* EXERCISE DIRECTIONS *
Repeat word for word everything from the line containing "Give me the" to the end of the listing, first and last lines included, and only that.

* GIVEN INFORMATION *
|---|
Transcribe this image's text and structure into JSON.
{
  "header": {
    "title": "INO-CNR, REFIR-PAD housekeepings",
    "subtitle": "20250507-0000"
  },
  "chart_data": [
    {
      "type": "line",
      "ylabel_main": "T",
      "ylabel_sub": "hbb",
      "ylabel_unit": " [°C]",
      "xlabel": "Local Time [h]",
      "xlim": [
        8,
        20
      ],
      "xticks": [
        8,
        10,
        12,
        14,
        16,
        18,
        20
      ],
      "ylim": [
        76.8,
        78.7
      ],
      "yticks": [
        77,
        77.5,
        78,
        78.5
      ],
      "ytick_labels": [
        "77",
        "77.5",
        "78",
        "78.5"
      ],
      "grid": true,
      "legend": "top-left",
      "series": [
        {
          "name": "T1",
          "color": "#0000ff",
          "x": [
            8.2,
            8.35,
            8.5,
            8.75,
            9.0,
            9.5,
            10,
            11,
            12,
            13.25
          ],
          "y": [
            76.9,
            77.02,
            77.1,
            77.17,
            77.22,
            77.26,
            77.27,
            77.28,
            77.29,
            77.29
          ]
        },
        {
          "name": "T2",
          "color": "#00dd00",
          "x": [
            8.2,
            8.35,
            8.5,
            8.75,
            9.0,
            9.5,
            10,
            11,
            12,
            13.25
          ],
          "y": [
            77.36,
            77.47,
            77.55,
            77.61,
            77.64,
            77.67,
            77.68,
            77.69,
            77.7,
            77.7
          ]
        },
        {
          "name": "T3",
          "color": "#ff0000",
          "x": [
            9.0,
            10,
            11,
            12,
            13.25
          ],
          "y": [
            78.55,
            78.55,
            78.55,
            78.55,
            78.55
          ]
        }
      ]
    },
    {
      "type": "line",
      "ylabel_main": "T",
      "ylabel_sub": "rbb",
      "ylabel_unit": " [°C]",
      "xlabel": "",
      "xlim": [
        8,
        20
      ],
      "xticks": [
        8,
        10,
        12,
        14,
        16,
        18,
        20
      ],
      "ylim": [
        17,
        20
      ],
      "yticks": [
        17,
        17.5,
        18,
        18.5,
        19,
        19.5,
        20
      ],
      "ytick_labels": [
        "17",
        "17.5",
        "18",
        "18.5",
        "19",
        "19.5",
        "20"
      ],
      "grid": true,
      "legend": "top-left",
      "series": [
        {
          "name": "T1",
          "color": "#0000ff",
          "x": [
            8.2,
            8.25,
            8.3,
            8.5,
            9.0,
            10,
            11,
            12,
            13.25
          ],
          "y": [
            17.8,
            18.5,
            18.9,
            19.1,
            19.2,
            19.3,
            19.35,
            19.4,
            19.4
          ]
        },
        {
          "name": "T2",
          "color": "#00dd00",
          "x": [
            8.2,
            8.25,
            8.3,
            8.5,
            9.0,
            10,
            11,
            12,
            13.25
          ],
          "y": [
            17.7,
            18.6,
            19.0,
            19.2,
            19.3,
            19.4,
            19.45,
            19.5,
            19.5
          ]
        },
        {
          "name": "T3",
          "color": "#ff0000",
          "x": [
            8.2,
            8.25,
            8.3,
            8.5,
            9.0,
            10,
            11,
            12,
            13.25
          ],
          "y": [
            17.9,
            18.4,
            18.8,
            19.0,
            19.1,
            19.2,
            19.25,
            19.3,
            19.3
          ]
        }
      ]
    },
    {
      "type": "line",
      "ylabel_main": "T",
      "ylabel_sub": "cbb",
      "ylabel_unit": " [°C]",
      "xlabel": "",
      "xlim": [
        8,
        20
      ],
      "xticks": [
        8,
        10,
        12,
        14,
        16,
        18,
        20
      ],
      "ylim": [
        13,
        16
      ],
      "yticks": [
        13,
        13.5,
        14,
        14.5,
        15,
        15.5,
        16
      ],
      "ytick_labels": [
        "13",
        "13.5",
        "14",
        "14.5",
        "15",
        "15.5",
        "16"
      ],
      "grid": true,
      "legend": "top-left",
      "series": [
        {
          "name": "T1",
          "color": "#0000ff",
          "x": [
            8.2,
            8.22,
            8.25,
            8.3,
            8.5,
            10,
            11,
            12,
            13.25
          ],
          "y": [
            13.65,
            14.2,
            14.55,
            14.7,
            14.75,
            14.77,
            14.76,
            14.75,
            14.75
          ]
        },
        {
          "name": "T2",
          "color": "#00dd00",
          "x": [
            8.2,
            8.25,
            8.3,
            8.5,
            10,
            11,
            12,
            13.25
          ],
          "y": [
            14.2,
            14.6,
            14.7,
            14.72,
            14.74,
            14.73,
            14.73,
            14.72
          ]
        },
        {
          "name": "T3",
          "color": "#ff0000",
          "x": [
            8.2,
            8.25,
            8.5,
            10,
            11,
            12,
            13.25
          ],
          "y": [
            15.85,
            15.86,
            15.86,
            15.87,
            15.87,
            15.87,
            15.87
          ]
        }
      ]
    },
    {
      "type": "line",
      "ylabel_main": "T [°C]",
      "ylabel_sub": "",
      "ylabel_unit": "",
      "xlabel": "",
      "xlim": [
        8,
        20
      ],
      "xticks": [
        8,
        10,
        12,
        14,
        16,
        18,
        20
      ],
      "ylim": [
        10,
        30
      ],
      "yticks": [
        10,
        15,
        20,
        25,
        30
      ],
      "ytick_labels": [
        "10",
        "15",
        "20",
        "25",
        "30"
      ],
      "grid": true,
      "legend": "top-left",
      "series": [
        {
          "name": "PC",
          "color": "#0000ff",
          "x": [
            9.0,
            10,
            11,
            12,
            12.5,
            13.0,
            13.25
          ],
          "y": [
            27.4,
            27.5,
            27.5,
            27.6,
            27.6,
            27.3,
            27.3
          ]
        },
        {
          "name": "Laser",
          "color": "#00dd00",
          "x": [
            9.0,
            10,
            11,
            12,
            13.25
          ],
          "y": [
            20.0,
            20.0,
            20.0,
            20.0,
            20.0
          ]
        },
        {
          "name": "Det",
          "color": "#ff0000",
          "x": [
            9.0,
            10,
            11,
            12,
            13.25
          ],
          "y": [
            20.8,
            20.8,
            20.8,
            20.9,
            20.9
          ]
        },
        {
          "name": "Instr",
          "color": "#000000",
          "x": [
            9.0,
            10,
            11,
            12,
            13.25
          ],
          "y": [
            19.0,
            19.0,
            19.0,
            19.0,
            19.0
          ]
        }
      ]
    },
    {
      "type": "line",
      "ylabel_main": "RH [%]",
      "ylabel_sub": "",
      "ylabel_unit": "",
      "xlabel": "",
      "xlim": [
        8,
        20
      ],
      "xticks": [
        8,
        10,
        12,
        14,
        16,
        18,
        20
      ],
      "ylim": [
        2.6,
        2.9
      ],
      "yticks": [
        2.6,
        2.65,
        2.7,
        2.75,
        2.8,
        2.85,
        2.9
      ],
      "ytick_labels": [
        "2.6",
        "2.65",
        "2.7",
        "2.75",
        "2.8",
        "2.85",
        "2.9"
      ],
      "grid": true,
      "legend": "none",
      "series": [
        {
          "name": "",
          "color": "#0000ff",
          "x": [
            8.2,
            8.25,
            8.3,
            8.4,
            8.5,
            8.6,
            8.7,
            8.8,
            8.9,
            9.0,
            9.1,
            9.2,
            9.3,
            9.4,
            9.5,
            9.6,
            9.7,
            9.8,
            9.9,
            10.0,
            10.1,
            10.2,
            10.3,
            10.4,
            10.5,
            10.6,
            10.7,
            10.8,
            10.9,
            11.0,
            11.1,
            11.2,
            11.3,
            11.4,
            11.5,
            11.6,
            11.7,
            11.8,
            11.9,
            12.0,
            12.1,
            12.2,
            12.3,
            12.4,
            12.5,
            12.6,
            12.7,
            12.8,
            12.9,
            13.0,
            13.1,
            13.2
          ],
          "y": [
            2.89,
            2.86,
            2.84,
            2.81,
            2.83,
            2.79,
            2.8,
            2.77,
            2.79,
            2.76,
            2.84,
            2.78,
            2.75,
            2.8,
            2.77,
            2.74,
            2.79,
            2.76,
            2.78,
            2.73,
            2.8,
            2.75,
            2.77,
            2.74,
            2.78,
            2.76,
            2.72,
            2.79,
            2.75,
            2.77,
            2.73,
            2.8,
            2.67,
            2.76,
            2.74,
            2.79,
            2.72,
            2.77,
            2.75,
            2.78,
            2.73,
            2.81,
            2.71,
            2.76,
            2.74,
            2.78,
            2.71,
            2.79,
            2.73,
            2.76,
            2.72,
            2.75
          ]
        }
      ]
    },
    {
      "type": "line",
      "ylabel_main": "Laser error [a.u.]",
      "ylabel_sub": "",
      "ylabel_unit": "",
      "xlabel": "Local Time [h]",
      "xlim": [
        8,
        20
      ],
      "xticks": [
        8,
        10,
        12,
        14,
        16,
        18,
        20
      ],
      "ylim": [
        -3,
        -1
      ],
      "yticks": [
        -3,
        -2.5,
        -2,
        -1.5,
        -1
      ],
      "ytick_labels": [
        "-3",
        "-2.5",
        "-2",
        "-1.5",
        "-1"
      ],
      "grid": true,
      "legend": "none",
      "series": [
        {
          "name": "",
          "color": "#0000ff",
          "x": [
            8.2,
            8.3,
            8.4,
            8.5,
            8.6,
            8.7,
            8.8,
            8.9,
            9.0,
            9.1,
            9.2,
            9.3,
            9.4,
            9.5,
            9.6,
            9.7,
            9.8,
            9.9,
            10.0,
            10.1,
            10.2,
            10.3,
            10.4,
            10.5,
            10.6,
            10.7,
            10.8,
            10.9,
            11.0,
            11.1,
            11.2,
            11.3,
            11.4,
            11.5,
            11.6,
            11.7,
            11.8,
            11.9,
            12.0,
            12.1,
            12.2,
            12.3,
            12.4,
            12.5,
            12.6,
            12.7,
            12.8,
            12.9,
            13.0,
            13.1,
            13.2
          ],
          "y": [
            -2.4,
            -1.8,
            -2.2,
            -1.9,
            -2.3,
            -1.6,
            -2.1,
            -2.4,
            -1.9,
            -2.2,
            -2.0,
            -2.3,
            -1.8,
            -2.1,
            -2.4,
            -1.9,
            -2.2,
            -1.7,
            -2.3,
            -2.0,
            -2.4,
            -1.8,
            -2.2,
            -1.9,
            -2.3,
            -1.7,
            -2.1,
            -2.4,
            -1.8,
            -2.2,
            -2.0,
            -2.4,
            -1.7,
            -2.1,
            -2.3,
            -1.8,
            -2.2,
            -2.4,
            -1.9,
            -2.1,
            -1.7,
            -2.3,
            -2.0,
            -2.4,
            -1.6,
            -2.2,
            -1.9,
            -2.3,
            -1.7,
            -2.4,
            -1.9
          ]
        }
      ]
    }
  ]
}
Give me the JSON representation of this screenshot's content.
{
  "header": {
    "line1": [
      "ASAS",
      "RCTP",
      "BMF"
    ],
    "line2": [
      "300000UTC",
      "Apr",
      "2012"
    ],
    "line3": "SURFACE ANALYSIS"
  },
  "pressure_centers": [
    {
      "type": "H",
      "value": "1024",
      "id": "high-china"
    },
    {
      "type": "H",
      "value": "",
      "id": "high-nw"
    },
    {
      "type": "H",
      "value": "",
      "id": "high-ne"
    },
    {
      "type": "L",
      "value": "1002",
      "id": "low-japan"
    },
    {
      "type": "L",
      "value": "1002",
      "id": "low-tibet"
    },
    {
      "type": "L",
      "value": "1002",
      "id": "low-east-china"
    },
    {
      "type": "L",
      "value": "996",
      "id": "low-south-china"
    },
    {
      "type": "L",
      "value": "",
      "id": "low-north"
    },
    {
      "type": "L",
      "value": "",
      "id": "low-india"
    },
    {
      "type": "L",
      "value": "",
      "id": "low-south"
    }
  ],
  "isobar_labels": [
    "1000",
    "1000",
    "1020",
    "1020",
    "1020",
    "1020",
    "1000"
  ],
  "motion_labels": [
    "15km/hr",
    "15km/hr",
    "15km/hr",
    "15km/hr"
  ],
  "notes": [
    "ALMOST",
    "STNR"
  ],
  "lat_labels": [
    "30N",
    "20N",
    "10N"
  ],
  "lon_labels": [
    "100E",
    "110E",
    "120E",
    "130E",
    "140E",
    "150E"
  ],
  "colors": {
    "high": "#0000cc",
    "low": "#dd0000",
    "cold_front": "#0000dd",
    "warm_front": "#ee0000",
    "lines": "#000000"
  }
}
|---|
* ANSWER IN FULL *
Give me the JSON representation of this screenshot's content.
{
  "header": {
    "line1": [
      "ASAS",
      "RCTP",
      "BMF"
    ],
    "line2": [
      "300000UTC",
      "Apr",
      "2012"
    ],
    "line3": "SURFACE ANALYSIS"
  },
  "pressure_centers": [
    {
      "type": "H",
      "value": "1024",
      "id": "high-china"
    },
    {
      "type": "H",
      "value": "",
      "id": "high-nw"
    },
    {
      "type": "H",
      "value": "",
      "id": "high-ne"
    },
    {
      "type": "L",
      "value": "1002",
      "id": "low-japan"
    },
    {
      "type": "L",
      "value": "1002",
      "id": "low-tibet"
    },
    {
      "type": "L",
      "value": "1002",
      "id": "low-east-china"
    },
    {
      "type": "L",
      "value": "996",
      "id": "low-south-china"
    },
    {
      "type": "L",
      "value": "",
      "id": "low-north"
    },
    {
      "type": "L",
      "value": "",
      "id": "low-india"
    },
    {
      "type": "L",
      "value": "",
      "id": "low-south"
    }
  ],
  "isobar_labels": [
    "1000",
    "1000",
    "1020",
    "1020",
    "1020",
    "1020",
    "1000"
  ],
  "motion_labels": [
    "15km/hr",
    "15km/hr",
    "15km/hr",
    "15km/hr"
  ],
  "notes": [
    "ALMOST",
    "STNR"
  ],
  "lat_labels": [
    "30N",
    "20N",
    "10N"
  ],
  "lon_labels": [
    "100E",
    "110E",
    "120E",
    "130E",
    "140E",
    "150E"
  ],
  "colors": {
    "high": "#0000cc",
    "low": "#dd0000",
    "cold_front": "#0000dd",
    "warm_front": "#ee0000",
    "lines": "#000000"
  }
}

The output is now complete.